-- START --
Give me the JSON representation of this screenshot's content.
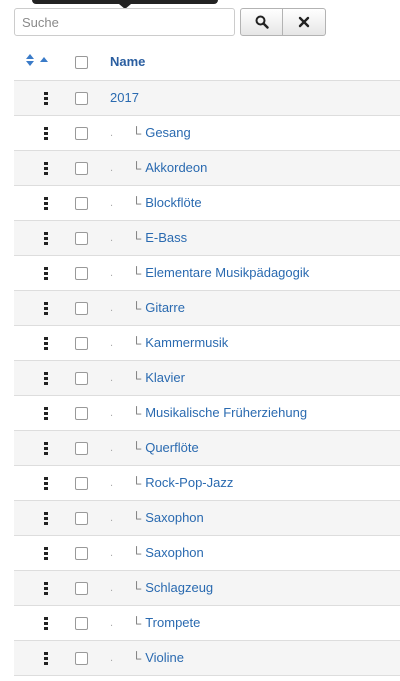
{
  "search": {
    "placeholder": "Suche",
    "value": ""
  },
  "table": {
    "name_header": "Name",
    "root": {
      "label": "2017"
    },
    "tree_prefix": "└",
    "indent_marker": ".",
    "items": [
      "Gesang",
      "Akkordeon",
      "Blockflöte",
      "E-Bass",
      "Elementare Musikpädagogik",
      "Gitarre",
      "Kammermusik",
      "Klavier",
      "Musikalische Früherziehung",
      "Querflöte",
      "Rock-Pop-Jazz",
      "Saxophon",
      "Saxophon",
      "Schlagzeug",
      "Trompete",
      "Violine"
    ]
  },
  "colors": {
    "link": "#2a6ab0",
    "header_link": "#2a5ea0",
    "sort_icon": "#3a7bc8"
  }
}
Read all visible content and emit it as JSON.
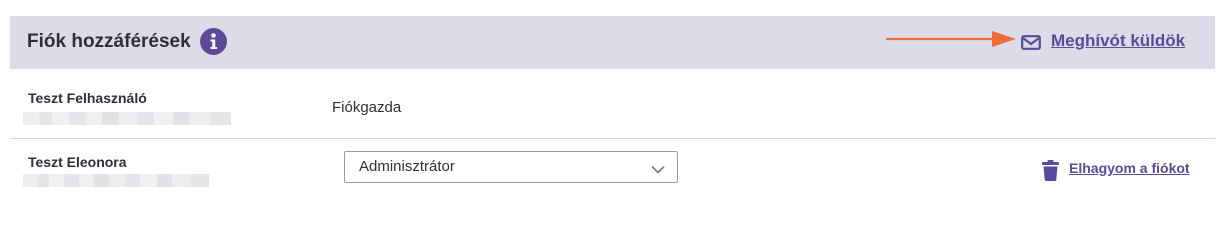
{
  "section": {
    "title": "Fiók hozzáférések",
    "info_icon": "info-icon",
    "invite_label": "Meghívót küldök",
    "invite_icon": "mail-icon",
    "annotation_arrow_color": "#f06a3a",
    "accent_color": "#5b4a99",
    "header_bg": "#dddbe8"
  },
  "accounts": [
    {
      "name": "Teszt Felhasználó",
      "role": "Fiókgazda"
    },
    {
      "name": "Teszt Eleonora",
      "role_select_value": "Adminisztrátor",
      "leave_label": "Elhagyom a fiókot",
      "leave_icon": "trash-icon"
    }
  ]
}
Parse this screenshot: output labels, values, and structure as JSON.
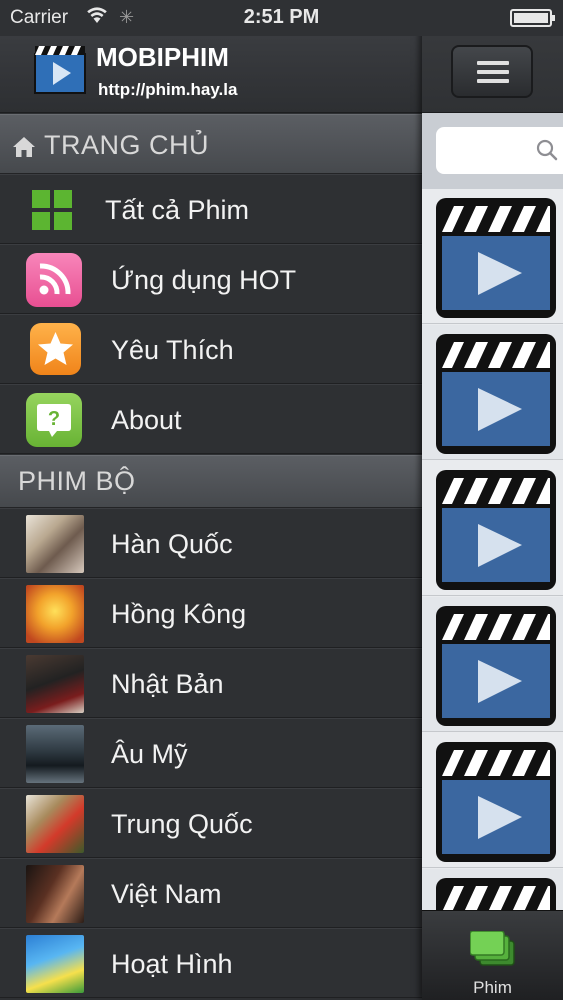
{
  "status_bar": {
    "carrier": "Carrier",
    "time": "2:51 PM"
  },
  "header": {
    "app_name": "MOBIPHIM",
    "url": "http://phim.hay.la"
  },
  "sections": {
    "home": {
      "title": "TRANG CHỦ"
    },
    "series": {
      "title": "PHIM BỘ"
    }
  },
  "home_items": [
    {
      "label": "Tất cả Phim",
      "icon": "grid-icon"
    },
    {
      "label": "Ứng dụng HOT",
      "icon": "rss-icon"
    },
    {
      "label": "Yêu Thích",
      "icon": "star-icon"
    },
    {
      "label": "About",
      "icon": "help-icon"
    }
  ],
  "series_items": [
    {
      "label": "Hàn Quốc"
    },
    {
      "label": "Hồng Kông"
    },
    {
      "label": "Nhật Bản"
    },
    {
      "label": "Âu Mỹ"
    },
    {
      "label": "Trung Quốc"
    },
    {
      "label": "Việt Nam"
    },
    {
      "label": "Hoạt Hình"
    }
  ],
  "search": {
    "placeholder": ""
  },
  "tab_bar": {
    "active_tab": "Phim"
  },
  "colors": {
    "menu_bg": "#2e3033",
    "section_header": "#4f5257",
    "grid_green": "#5cb531",
    "rss_pink": "#f0609e",
    "star_orange": "#f5921e",
    "help_green": "#7ac143"
  }
}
-- END --
GIVEN TASK:
Output all of the records exactly as they appear above, but not the pictures.

CORRECT ANSWER:
Give me the JSON representation of this screenshot's content.
{
  "search": {
    "placeholder": "Suche",
    "value": ""
  },
  "table": {
    "name_header": "Name",
    "root": {
      "label": "2017"
    },
    "tree_prefix": "└",
    "indent_marker": ".",
    "items": [
      "Gesang",
      "Akkordeon",
      "Blockflöte",
      "E-Bass",
      "Elementare Musikpädagogik",
      "Gitarre",
      "Kammermusik",
      "Klavier",
      "Musikalische Früherziehung",
      "Querflöte",
      "Rock-Pop-Jazz",
      "Saxophon",
      "Saxophon",
      "Schlagzeug",
      "Trompete",
      "Violine"
    ]
  },
  "colors": {
    "link": "#2a6ab0",
    "header_link": "#2a5ea0",
    "sort_icon": "#3a7bc8"
  }
}
Read all visible content and emit it as JSON.
{
  "section": {
    "title": "Fiók hozzáférések",
    "info_icon": "info-icon",
    "invite_label": "Meghívót küldök",
    "invite_icon": "mail-icon",
    "annotation_arrow_color": "#f06a3a",
    "accent_color": "#5b4a99",
    "header_bg": "#dddbe8"
  },
  "accounts": [
    {
      "name": "Teszt Felhasználó",
      "role": "Fiókgazda"
    },
    {
      "name": "Teszt Eleonora",
      "role_select_value": "Adminisztrátor",
      "leave_label": "Elhagyom a fiókot",
      "leave_icon": "trash-icon"
    }
  ]
}
Parse this screenshot: output labels, values, and structure as JSON.
{
  "status_bar": {
    "carrier": "Carrier",
    "time": "2:51 PM"
  },
  "header": {
    "app_name": "MOBIPHIM",
    "url": "http://phim.hay.la"
  },
  "sections": {
    "home": {
      "title": "TRANG CHỦ"
    },
    "series": {
      "title": "PHIM BỘ"
    }
  },
  "home_items": [
    {
      "label": "Tất cả Phim",
      "icon": "grid-icon"
    },
    {
      "label": "Ứng dụng HOT",
      "icon": "rss-icon"
    },
    {
      "label": "Yêu Thích",
      "icon": "star-icon"
    },
    {
      "label": "About",
      "icon": "help-icon"
    }
  ],
  "series_items": [
    {
      "label": "Hàn Quốc"
    },
    {
      "label": "Hồng Kông"
    },
    {
      "label": "Nhật Bản"
    },
    {
      "label": "Âu Mỹ"
    },
    {
      "label": "Trung Quốc"
    },
    {
      "label": "Việt Nam"
    },
    {
      "label": "Hoạt Hình"
    }
  ],
  "search": {
    "placeholder": ""
  },
  "tab_bar": {
    "active_tab": "Phim"
  },
  "colors": {
    "menu_bg": "#2e3033",
    "section_header": "#4f5257",
    "grid_green": "#5cb531",
    "rss_pink": "#f0609e",
    "star_orange": "#f5921e",
    "help_green": "#7ac143"
  }
}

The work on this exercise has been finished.